======== Data supplied
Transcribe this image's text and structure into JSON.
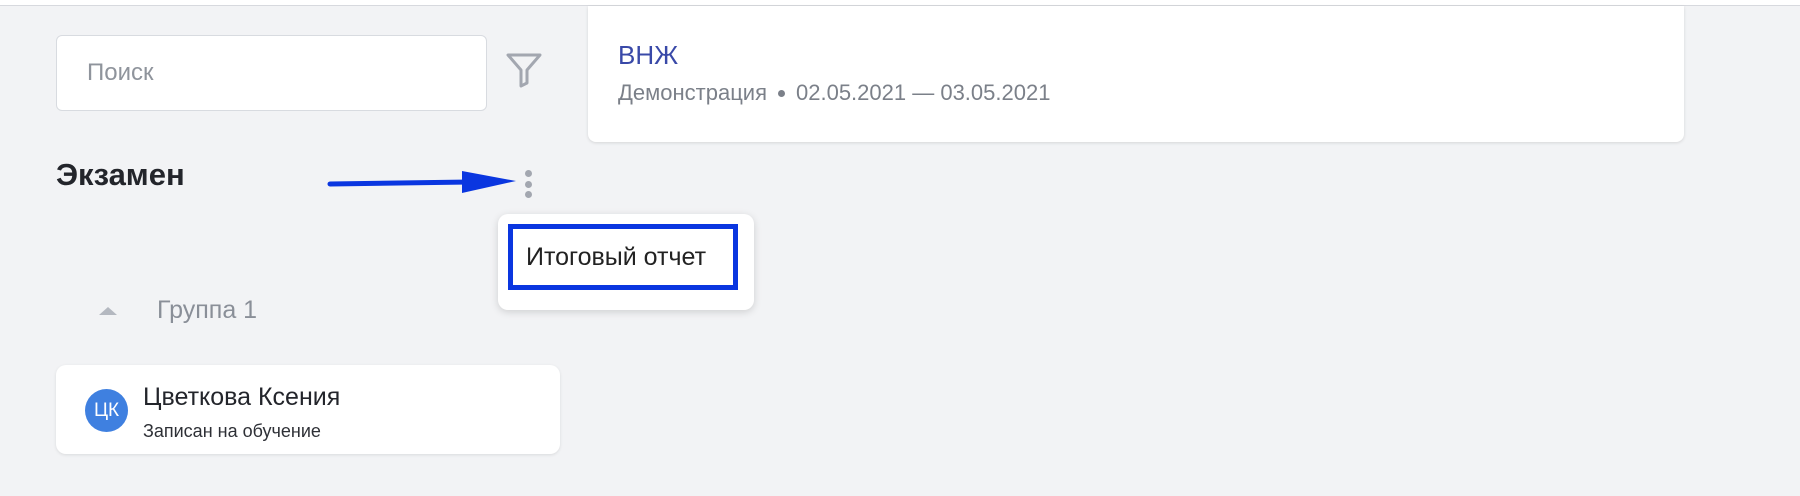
{
  "search": {
    "placeholder": "Поиск"
  },
  "course": {
    "title": "ВНЖ",
    "type": "Демонстрация",
    "dates": "02.05.2021 — 03.05.2021"
  },
  "section": {
    "title": "Экзамен"
  },
  "menu": {
    "items": [
      {
        "label": "Итоговый отчет"
      }
    ]
  },
  "group": {
    "label": "Группа 1"
  },
  "student": {
    "initials": "ЦК",
    "name": "Цветкова Ксения",
    "status": "Записан на обучение"
  },
  "icons": {
    "filter": "filter-icon",
    "more": "more-vertical-icon",
    "collapse": "caret-up-icon",
    "annotation": "annotation-arrow-icon"
  },
  "colors": {
    "background": "#f2f3f5",
    "link": "#3949a8",
    "avatar": "#3f80e0",
    "highlight": "#0a36e0",
    "annotation_arrow": "#0a36e0"
  }
}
================
## What is expected
Look through the data and gather every line with the string "label" in it.

## Exercise answer
        "label": "Итоговый отчет"
    "label": "Группа 1"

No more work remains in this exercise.